__Dataset rows__:
>>>>>
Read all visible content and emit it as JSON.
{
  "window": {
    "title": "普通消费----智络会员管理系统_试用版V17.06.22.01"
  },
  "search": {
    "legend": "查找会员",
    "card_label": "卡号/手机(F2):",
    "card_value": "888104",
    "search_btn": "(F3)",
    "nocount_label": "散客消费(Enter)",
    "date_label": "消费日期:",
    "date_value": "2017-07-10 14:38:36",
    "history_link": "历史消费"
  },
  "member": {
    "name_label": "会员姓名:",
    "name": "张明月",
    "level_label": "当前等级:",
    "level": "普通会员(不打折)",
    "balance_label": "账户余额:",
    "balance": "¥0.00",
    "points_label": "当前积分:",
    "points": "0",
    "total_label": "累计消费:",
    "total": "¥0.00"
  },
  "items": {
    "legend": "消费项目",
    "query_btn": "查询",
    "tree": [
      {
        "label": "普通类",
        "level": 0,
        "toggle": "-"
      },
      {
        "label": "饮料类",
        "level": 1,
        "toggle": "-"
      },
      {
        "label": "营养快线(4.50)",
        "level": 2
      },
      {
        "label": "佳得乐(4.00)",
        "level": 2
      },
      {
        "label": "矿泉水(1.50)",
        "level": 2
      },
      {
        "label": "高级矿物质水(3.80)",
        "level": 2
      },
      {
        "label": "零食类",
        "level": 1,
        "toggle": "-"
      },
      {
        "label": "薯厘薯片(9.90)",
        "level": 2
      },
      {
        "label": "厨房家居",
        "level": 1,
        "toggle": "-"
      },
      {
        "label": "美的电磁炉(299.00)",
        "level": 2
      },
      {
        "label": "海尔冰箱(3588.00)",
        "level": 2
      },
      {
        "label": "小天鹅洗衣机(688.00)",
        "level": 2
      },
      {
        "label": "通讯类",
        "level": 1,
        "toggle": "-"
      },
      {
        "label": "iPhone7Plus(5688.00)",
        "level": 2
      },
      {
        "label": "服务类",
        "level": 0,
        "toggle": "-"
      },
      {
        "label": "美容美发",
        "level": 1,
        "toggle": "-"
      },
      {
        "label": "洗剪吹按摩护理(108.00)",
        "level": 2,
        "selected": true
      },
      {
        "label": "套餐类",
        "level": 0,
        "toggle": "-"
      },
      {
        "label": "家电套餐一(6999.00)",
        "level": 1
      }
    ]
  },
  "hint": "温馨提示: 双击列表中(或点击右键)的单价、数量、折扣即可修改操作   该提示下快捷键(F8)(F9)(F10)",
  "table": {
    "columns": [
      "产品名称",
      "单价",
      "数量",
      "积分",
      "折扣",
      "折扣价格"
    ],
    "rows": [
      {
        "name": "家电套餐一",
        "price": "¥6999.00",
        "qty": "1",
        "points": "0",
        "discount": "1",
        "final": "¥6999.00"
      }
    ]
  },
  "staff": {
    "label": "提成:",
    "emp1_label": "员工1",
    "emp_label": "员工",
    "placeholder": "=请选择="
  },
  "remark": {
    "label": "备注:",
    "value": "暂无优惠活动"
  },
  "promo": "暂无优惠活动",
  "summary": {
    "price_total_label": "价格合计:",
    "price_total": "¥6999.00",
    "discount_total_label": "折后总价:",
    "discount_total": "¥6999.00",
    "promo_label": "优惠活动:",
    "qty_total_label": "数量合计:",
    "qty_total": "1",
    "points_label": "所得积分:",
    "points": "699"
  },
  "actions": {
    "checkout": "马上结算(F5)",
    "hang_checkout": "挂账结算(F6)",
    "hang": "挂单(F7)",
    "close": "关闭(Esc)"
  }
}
<<<<<
__The request__: Write every entry out again exactly.

__The reply__:
Read all visible content and emit it as JSON.
{
  "window": {
    "title": "普通消费----智络会员管理系统_试用版V17.06.22.01"
  },
  "search": {
    "legend": "查找会员",
    "card_label": "卡号/手机(F2):",
    "card_value": "888104",
    "search_btn": "(F3)",
    "nocount_label": "散客消费(Enter)",
    "date_label": "消费日期:",
    "date_value": "2017-07-10 14:38:36",
    "history_link": "历史消费"
  },
  "member": {
    "name_label": "会员姓名:",
    "name": "张明月",
    "level_label": "当前等级:",
    "level": "普通会员(不打折)",
    "balance_label": "账户余额:",
    "balance": "¥0.00",
    "points_label": "当前积分:",
    "points": "0",
    "total_label": "累计消费:",
    "total": "¥0.00"
  },
  "items": {
    "legend": "消费项目",
    "query_btn": "查询",
    "tree": [
      {
        "label": "普通类",
        "level": 0,
        "toggle": "-"
      },
      {
        "label": "饮料类",
        "level": 1,
        "toggle": "-"
      },
      {
        "label": "营养快线(4.50)",
        "level": 2
      },
      {
        "label": "佳得乐(4.00)",
        "level": 2
      },
      {
        "label": "矿泉水(1.50)",
        "level": 2
      },
      {
        "label": "高级矿物质水(3.80)",
        "level": 2
      },
      {
        "label": "零食类",
        "level": 1,
        "toggle": "-"
      },
      {
        "label": "薯厘薯片(9.90)",
        "level": 2
      },
      {
        "label": "厨房家居",
        "level": 1,
        "toggle": "-"
      },
      {
        "label": "美的电磁炉(299.00)",
        "level": 2
      },
      {
        "label": "海尔冰箱(3588.00)",
        "level": 2
      },
      {
        "label": "小天鹅洗衣机(688.00)",
        "level": 2
      },
      {
        "label": "通讯类",
        "level": 1,
        "toggle": "-"
      },
      {
        "label": "iPhone7Plus(5688.00)",
        "level": 2
      },
      {
        "label": "服务类",
        "level": 0,
        "toggle": "-"
      },
      {
        "label": "美容美发",
        "level": 1,
        "toggle": "-"
      },
      {
        "label": "洗剪吹按摩护理(108.00)",
        "level": 2,
        "selected": true
      },
      {
        "label": "套餐类",
        "level": 0,
        "toggle": "-"
      },
      {
        "label": "家电套餐一(6999.00)",
        "level": 1
      }
    ]
  },
  "hint": "温馨提示: 双击列表中(或点击右键)的单价、数量、折扣即可修改操作   该提示下快捷键(F8)(F9)(F10)",
  "table": {
    "columns": [
      "产品名称",
      "单价",
      "数量",
      "积分",
      "折扣",
      "折扣价格"
    ],
    "rows": [
      {
        "name": "家电套餐一",
        "price": "¥6999.00",
        "qty": "1",
        "points": "0",
        "discount": "1",
        "final": "¥6999.00"
      }
    ]
  },
  "staff": {
    "label": "提成:",
    "emp1_label": "员工1",
    "emp_label": "员工",
    "placeholder": "=请选择="
  },
  "remark": {
    "label": "备注:",
    "value": "暂无优惠活动"
  },
  "promo": "暂无优惠活动",
  "summary": {
    "price_total_label": "价格合计:",
    "price_total": "¥6999.00",
    "discount_total_label": "折后总价:",
    "discount_total": "¥6999.00",
    "promo_label": "优惠活动:",
    "qty_total_label": "数量合计:",
    "qty_total": "1",
    "points_label": "所得积分:",
    "points": "699"
  },
  "actions": {
    "checkout": "马上结算(F5)",
    "hang_checkout": "挂账结算(F6)",
    "hang": "挂单(F7)",
    "close": "关闭(Esc)"
  }
}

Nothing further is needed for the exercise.